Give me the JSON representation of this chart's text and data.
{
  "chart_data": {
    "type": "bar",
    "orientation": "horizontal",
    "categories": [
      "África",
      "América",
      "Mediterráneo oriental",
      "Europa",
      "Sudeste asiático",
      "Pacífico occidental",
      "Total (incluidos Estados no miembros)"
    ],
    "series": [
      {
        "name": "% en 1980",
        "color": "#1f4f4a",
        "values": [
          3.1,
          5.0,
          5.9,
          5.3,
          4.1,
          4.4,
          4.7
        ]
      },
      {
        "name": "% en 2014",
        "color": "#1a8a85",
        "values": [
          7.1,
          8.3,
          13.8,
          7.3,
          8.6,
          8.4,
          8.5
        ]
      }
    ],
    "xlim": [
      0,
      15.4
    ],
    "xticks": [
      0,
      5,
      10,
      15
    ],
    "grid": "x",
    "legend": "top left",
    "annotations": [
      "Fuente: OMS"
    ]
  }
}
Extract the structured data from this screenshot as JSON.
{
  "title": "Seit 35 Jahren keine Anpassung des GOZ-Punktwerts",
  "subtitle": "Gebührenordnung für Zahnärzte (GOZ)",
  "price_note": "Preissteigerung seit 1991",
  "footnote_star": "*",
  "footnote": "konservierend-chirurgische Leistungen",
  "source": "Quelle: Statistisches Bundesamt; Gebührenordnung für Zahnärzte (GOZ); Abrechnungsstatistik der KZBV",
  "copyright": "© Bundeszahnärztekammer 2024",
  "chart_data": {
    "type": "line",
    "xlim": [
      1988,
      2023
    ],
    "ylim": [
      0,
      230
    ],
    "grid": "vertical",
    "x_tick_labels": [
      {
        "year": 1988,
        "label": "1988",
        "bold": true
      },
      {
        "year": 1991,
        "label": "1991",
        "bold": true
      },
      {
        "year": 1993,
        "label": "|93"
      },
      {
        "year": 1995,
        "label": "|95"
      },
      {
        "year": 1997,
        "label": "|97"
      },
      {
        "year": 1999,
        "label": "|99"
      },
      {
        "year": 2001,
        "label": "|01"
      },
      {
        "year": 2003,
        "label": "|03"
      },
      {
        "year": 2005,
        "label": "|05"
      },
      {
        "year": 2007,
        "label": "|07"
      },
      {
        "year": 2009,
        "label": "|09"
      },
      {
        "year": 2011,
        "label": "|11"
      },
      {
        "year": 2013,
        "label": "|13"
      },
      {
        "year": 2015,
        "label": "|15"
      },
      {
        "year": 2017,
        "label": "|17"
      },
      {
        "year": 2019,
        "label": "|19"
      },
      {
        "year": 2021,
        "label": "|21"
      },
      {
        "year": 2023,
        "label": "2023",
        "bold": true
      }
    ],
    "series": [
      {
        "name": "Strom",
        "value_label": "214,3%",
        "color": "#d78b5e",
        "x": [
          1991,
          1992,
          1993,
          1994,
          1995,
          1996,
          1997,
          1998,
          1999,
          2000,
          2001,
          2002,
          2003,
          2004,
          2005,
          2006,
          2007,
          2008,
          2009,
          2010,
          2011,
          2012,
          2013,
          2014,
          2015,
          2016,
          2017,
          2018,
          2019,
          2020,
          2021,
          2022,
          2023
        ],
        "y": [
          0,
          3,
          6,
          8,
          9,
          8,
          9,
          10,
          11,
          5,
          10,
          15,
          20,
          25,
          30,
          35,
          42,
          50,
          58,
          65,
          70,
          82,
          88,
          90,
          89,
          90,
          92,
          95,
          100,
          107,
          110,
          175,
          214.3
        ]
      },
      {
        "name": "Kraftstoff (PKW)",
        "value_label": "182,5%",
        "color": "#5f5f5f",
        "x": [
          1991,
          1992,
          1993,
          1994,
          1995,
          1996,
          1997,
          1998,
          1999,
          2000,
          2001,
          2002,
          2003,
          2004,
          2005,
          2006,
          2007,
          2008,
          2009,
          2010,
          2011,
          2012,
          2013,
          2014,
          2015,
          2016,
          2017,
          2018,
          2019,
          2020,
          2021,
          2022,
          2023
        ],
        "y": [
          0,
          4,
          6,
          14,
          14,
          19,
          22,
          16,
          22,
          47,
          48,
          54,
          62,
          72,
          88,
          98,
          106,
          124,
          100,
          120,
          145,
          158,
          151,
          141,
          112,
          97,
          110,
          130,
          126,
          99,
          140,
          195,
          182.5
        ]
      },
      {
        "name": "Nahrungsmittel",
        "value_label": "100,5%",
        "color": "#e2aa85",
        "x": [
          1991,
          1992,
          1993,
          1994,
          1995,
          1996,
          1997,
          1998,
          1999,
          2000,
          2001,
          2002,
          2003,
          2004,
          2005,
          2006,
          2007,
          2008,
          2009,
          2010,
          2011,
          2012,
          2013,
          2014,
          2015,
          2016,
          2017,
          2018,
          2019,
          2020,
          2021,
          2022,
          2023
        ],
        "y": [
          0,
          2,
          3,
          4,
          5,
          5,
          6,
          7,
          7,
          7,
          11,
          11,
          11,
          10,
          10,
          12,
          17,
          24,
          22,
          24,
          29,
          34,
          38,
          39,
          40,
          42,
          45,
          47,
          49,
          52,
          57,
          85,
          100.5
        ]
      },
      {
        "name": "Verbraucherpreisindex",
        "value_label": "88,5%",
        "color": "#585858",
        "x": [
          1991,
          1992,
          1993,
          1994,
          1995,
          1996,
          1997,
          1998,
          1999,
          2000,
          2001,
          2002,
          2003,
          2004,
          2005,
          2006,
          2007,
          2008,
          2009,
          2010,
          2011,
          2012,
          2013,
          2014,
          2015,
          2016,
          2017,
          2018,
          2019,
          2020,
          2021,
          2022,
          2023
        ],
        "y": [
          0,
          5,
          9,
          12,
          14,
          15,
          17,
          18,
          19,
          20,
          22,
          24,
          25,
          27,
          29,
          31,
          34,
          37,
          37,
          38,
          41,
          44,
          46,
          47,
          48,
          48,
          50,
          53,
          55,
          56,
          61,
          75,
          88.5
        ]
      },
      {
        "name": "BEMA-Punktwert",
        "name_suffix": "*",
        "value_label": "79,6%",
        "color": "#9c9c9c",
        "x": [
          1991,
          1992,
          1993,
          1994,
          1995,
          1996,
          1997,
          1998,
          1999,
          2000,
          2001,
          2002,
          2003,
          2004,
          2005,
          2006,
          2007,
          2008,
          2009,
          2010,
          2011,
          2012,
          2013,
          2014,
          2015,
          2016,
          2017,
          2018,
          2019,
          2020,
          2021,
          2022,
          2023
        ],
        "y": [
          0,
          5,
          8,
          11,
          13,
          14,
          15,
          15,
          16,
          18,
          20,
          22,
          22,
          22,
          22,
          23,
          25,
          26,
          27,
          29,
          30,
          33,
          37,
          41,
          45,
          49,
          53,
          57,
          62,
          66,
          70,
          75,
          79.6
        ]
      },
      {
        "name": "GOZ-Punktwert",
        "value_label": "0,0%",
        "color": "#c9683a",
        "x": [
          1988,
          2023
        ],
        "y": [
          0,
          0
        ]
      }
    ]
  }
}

-.-.-

» **Your task**
Transcribe the whole listing with nothing added or left out.

» **Response to this task**
Give me the JSON representation of this chart's text and data.
{
  "chart_data": {
    "type": "bar",
    "orientation": "horizontal",
    "categories": [
      "África",
      "América",
      "Mediterráneo oriental",
      "Europa",
      "Sudeste asiático",
      "Pacífico occidental",
      "Total (incluidos Estados no miembros)"
    ],
    "series": [
      {
        "name": "% en 1980",
        "color": "#1f4f4a",
        "values": [
          3.1,
          5.0,
          5.9,
          5.3,
          4.1,
          4.4,
          4.7
        ]
      },
      {
        "name": "% en 2014",
        "color": "#1a8a85",
        "values": [
          7.1,
          8.3,
          13.8,
          7.3,
          8.6,
          8.4,
          8.5
        ]
      }
    ],
    "xlim": [
      0,
      15.4
    ],
    "xticks": [
      0,
      5,
      10,
      15
    ],
    "grid": "x",
    "legend": "top left",
    "annotations": [
      "Fuente: OMS"
    ]
  }
}
Extract the structured data from this screenshot as JSON.
{
  "title": "Seit 35 Jahren keine Anpassung des GOZ-Punktwerts",
  "subtitle": "Gebührenordnung für Zahnärzte (GOZ)",
  "price_note": "Preissteigerung seit 1991",
  "footnote_star": "*",
  "footnote": "konservierend-chirurgische Leistungen",
  "source": "Quelle: Statistisches Bundesamt; Gebührenordnung für Zahnärzte (GOZ); Abrechnungsstatistik der KZBV",
  "copyright": "© Bundeszahnärztekammer 2024",
  "chart_data": {
    "type": "line",
    "xlim": [
      1988,
      2023
    ],
    "ylim": [
      0,
      230
    ],
    "grid": "vertical",
    "x_tick_labels": [
      {
        "year": 1988,
        "label": "1988",
        "bold": true
      },
      {
        "year": 1991,
        "label": "1991",
        "bold": true
      },
      {
        "year": 1993,
        "label": "|93"
      },
      {
        "year": 1995,
        "label": "|95"
      },
      {
        "year": 1997,
        "label": "|97"
      },
      {
        "year": 1999,
        "label": "|99"
      },
      {
        "year": 2001,
        "label": "|01"
      },
      {
        "year": 2003,
        "label": "|03"
      },
      {
        "year": 2005,
        "label": "|05"
      },
      {
        "year": 2007,
        "label": "|07"
      },
      {
        "year": 2009,
        "label": "|09"
      },
      {
        "year": 2011,
        "label": "|11"
      },
      {
        "year": 2013,
        "label": "|13"
      },
      {
        "year": 2015,
        "label": "|15"
      },
      {
        "year": 2017,
        "label": "|17"
      },
      {
        "year": 2019,
        "label": "|19"
      },
      {
        "year": 2021,
        "label": "|21"
      },
      {
        "year": 2023,
        "label": "2023",
        "bold": true
      }
    ],
    "series": [
      {
        "name": "Strom",
        "value_label": "214,3%",
        "color": "#d78b5e",
        "x": [
          1991,
          1992,
          1993,
          1994,
          1995,
          1996,
          1997,
          1998,
          1999,
          2000,
          2001,
          2002,
          2003,
          2004,
          2005,
          2006,
          2007,
          2008,
          2009,
          2010,
          2011,
          2012,
          2013,
          2014,
          2015,
          2016,
          2017,
          2018,
          2019,
          2020,
          2021,
          2022,
          2023
        ],
        "y": [
          0,
          3,
          6,
          8,
          9,
          8,
          9,
          10,
          11,
          5,
          10,
          15,
          20,
          25,
          30,
          35,
          42,
          50,
          58,
          65,
          70,
          82,
          88,
          90,
          89,
          90,
          92,
          95,
          100,
          107,
          110,
          175,
          214.3
        ]
      },
      {
        "name": "Kraftstoff (PKW)",
        "value_label": "182,5%",
        "color": "#5f5f5f",
        "x": [
          1991,
          1992,
          1993,
          1994,
          1995,
          1996,
          1997,
          1998,
          1999,
          2000,
          2001,
          2002,
          2003,
          2004,
          2005,
          2006,
          2007,
          2008,
          2009,
          2010,
          2011,
          2012,
          2013,
          2014,
          2015,
          2016,
          2017,
          2018,
          2019,
          2020,
          2021,
          2022,
          2023
        ],
        "y": [
          0,
          4,
          6,
          14,
          14,
          19,
          22,
          16,
          22,
          47,
          48,
          54,
          62,
          72,
          88,
          98,
          106,
          124,
          100,
          120,
          145,
          158,
          151,
          141,
          112,
          97,
          110,
          130,
          126,
          99,
          140,
          195,
          182.5
        ]
      },
      {
        "name": "Nahrungsmittel",
        "value_label": "100,5%",
        "color": "#e2aa85",
        "x": [
          1991,
          1992,
          1993,
          1994,
          1995,
          1996,
          1997,
          1998,
          1999,
          2000,
          2001,
          2002,
          2003,
          2004,
          2005,
          2006,
          2007,
          2008,
          2009,
          2010,
          2011,
          2012,
          2013,
          2014,
          2015,
          2016,
          2017,
          2018,
          2019,
          2020,
          2021,
          2022,
          2023
        ],
        "y": [
          0,
          2,
          3,
          4,
          5,
          5,
          6,
          7,
          7,
          7,
          11,
          11,
          11,
          10,
          10,
          12,
          17,
          24,
          22,
          24,
          29,
          34,
          38,
          39,
          40,
          42,
          45,
          47,
          49,
          52,
          57,
          85,
          100.5
        ]
      },
      {
        "name": "Verbraucherpreisindex",
        "value_label": "88,5%",
        "color": "#585858",
        "x": [
          1991,
          1992,
          1993,
          1994,
          1995,
          1996,
          1997,
          1998,
          1999,
          2000,
          2001,
          2002,
          2003,
          2004,
          2005,
          2006,
          2007,
          2008,
          2009,
          2010,
          2011,
          2012,
          2013,
          2014,
          2015,
          2016,
          2017,
          2018,
          2019,
          2020,
          2021,
          2022,
          2023
        ],
        "y": [
          0,
          5,
          9,
          12,
          14,
          15,
          17,
          18,
          19,
          20,
          22,
          24,
          25,
          27,
          29,
          31,
          34,
          37,
          37,
          38,
          41,
          44,
          46,
          47,
          48,
          48,
          50,
          53,
          55,
          56,
          61,
          75,
          88.5
        ]
      },
      {
        "name": "BEMA-Punktwert",
        "name_suffix": "*",
        "value_label": "79,6%",
        "color": "#9c9c9c",
        "x": [
          1991,
          1992,
          1993,
          1994,
          1995,
          1996,
          1997,
          1998,
          1999,
          2000,
          2001,
          2002,
          2003,
          2004,
          2005,
          2006,
          2007,
          2008,
          2009,
          2010,
          2011,
          2012,
          2013,
          2014,
          2015,
          2016,
          2017,
          2018,
          2019,
          2020,
          2021,
          2022,
          2023
        ],
        "y": [
          0,
          5,
          8,
          11,
          13,
          14,
          15,
          15,
          16,
          18,
          20,
          22,
          22,
          22,
          22,
          23,
          25,
          26,
          27,
          29,
          30,
          33,
          37,
          41,
          45,
          49,
          53,
          57,
          62,
          66,
          70,
          75,
          79.6
        ]
      },
      {
        "name": "GOZ-Punktwert",
        "value_label": "0,0%",
        "color": "#c9683a",
        "x": [
          1988,
          2023
        ],
        "y": [
          0,
          0
        ]
      }
    ]
  }
}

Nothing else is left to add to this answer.